_Task prompt_
Render the following material again verbatim, leaving nothing out.

------------------------------------------------------------------------

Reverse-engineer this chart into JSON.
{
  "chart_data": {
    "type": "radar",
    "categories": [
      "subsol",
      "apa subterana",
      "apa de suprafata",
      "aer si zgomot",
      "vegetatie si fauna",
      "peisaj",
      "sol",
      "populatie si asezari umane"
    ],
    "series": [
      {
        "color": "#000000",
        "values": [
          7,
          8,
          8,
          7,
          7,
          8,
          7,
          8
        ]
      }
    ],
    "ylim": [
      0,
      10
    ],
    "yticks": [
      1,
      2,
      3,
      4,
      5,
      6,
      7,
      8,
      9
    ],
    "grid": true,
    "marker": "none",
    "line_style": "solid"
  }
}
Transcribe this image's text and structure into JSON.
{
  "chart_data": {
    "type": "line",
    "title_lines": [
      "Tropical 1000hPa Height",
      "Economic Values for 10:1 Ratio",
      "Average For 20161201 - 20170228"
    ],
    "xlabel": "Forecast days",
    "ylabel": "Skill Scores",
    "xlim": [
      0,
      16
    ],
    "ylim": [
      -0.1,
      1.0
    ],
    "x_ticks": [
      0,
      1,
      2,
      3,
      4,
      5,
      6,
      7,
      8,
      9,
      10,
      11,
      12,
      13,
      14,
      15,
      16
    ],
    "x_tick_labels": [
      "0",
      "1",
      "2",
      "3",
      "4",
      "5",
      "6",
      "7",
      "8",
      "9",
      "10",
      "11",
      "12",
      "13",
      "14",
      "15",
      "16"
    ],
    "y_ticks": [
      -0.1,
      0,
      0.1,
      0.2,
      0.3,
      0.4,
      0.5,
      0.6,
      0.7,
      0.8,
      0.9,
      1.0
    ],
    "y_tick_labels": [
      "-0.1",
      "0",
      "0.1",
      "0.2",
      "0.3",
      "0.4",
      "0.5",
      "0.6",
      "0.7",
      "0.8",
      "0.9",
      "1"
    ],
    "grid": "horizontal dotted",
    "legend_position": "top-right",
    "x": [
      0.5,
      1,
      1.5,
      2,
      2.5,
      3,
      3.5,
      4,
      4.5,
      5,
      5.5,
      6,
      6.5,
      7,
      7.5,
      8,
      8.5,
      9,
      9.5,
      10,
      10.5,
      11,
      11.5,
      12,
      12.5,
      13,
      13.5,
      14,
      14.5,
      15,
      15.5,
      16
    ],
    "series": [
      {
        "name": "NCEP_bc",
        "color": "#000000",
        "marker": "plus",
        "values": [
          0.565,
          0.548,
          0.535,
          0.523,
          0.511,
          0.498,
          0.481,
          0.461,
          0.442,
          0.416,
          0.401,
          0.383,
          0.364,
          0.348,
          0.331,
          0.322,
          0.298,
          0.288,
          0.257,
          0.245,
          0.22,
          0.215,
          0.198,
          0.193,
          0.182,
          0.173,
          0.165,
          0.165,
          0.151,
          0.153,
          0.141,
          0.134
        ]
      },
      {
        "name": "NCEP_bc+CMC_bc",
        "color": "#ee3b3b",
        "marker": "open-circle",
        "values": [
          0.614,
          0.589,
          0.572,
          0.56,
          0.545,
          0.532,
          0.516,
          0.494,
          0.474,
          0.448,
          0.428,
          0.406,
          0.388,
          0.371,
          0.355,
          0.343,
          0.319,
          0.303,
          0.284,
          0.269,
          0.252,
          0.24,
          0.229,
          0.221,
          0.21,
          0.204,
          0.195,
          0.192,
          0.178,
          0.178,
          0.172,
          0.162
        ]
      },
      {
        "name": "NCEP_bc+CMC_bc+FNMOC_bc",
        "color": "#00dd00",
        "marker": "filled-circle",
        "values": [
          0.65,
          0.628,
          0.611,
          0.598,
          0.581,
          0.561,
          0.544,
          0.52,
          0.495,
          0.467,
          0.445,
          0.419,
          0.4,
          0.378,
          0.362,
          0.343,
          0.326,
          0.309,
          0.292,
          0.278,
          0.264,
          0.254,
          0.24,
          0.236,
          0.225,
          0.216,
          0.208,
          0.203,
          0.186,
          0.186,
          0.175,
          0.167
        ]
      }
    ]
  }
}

------------------------------------------------------------------------

_The output_
Reverse-engineer this chart into JSON.
{
  "chart_data": {
    "type": "radar",
    "categories": [
      "subsol",
      "apa subterana",
      "apa de suprafata",
      "aer si zgomot",
      "vegetatie si fauna",
      "peisaj",
      "sol",
      "populatie si asezari umane"
    ],
    "series": [
      {
        "color": "#000000",
        "values": [
          7,
          8,
          8,
          7,
          7,
          8,
          7,
          8
        ]
      }
    ],
    "ylim": [
      0,
      10
    ],
    "yticks": [
      1,
      2,
      3,
      4,
      5,
      6,
      7,
      8,
      9
    ],
    "grid": true,
    "marker": "none",
    "line_style": "solid"
  }
}
Transcribe this image's text and structure into JSON.
{
  "chart_data": {
    "type": "line",
    "title_lines": [
      "Tropical 1000hPa Height",
      "Economic Values for 10:1 Ratio",
      "Average For 20161201 - 20170228"
    ],
    "xlabel": "Forecast days",
    "ylabel": "Skill Scores",
    "xlim": [
      0,
      16
    ],
    "ylim": [
      -0.1,
      1.0
    ],
    "x_ticks": [
      0,
      1,
      2,
      3,
      4,
      5,
      6,
      7,
      8,
      9,
      10,
      11,
      12,
      13,
      14,
      15,
      16
    ],
    "x_tick_labels": [
      "0",
      "1",
      "2",
      "3",
      "4",
      "5",
      "6",
      "7",
      "8",
      "9",
      "10",
      "11",
      "12",
      "13",
      "14",
      "15",
      "16"
    ],
    "y_ticks": [
      -0.1,
      0,
      0.1,
      0.2,
      0.3,
      0.4,
      0.5,
      0.6,
      0.7,
      0.8,
      0.9,
      1.0
    ],
    "y_tick_labels": [
      "-0.1",
      "0",
      "0.1",
      "0.2",
      "0.3",
      "0.4",
      "0.5",
      "0.6",
      "0.7",
      "0.8",
      "0.9",
      "1"
    ],
    "grid": "horizontal dotted",
    "legend_position": "top-right",
    "x": [
      0.5,
      1,
      1.5,
      2,
      2.5,
      3,
      3.5,
      4,
      4.5,
      5,
      5.5,
      6,
      6.5,
      7,
      7.5,
      8,
      8.5,
      9,
      9.5,
      10,
      10.5,
      11,
      11.5,
      12,
      12.5,
      13,
      13.5,
      14,
      14.5,
      15,
      15.5,
      16
    ],
    "series": [
      {
        "name": "NCEP_bc",
        "color": "#000000",
        "marker": "plus",
        "values": [
          0.565,
          0.548,
          0.535,
          0.523,
          0.511,
          0.498,
          0.481,
          0.461,
          0.442,
          0.416,
          0.401,
          0.383,
          0.364,
          0.348,
          0.331,
          0.322,
          0.298,
          0.288,
          0.257,
          0.245,
          0.22,
          0.215,
          0.198,
          0.193,
          0.182,
          0.173,
          0.165,
          0.165,
          0.151,
          0.153,
          0.141,
          0.134
        ]
      },
      {
        "name": "NCEP_bc+CMC_bc",
        "color": "#ee3b3b",
        "marker": "open-circle",
        "values": [
          0.614,
          0.589,
          0.572,
          0.56,
          0.545,
          0.532,
          0.516,
          0.494,
          0.474,
          0.448,
          0.428,
          0.406,
          0.388,
          0.371,
          0.355,
          0.343,
          0.319,
          0.303,
          0.284,
          0.269,
          0.252,
          0.24,
          0.229,
          0.221,
          0.21,
          0.204,
          0.195,
          0.192,
          0.178,
          0.178,
          0.172,
          0.162
        ]
      },
      {
        "name": "NCEP_bc+CMC_bc+FNMOC_bc",
        "color": "#00dd00",
        "marker": "filled-circle",
        "values": [
          0.65,
          0.628,
          0.611,
          0.598,
          0.581,
          0.561,
          0.544,
          0.52,
          0.495,
          0.467,
          0.445,
          0.419,
          0.4,
          0.378,
          0.362,
          0.343,
          0.326,
          0.309,
          0.292,
          0.278,
          0.264,
          0.254,
          0.24,
          0.236,
          0.225,
          0.216,
          0.208,
          0.203,
          0.186,
          0.186,
          0.175,
          0.167
        ]
      }
    ]
  }
}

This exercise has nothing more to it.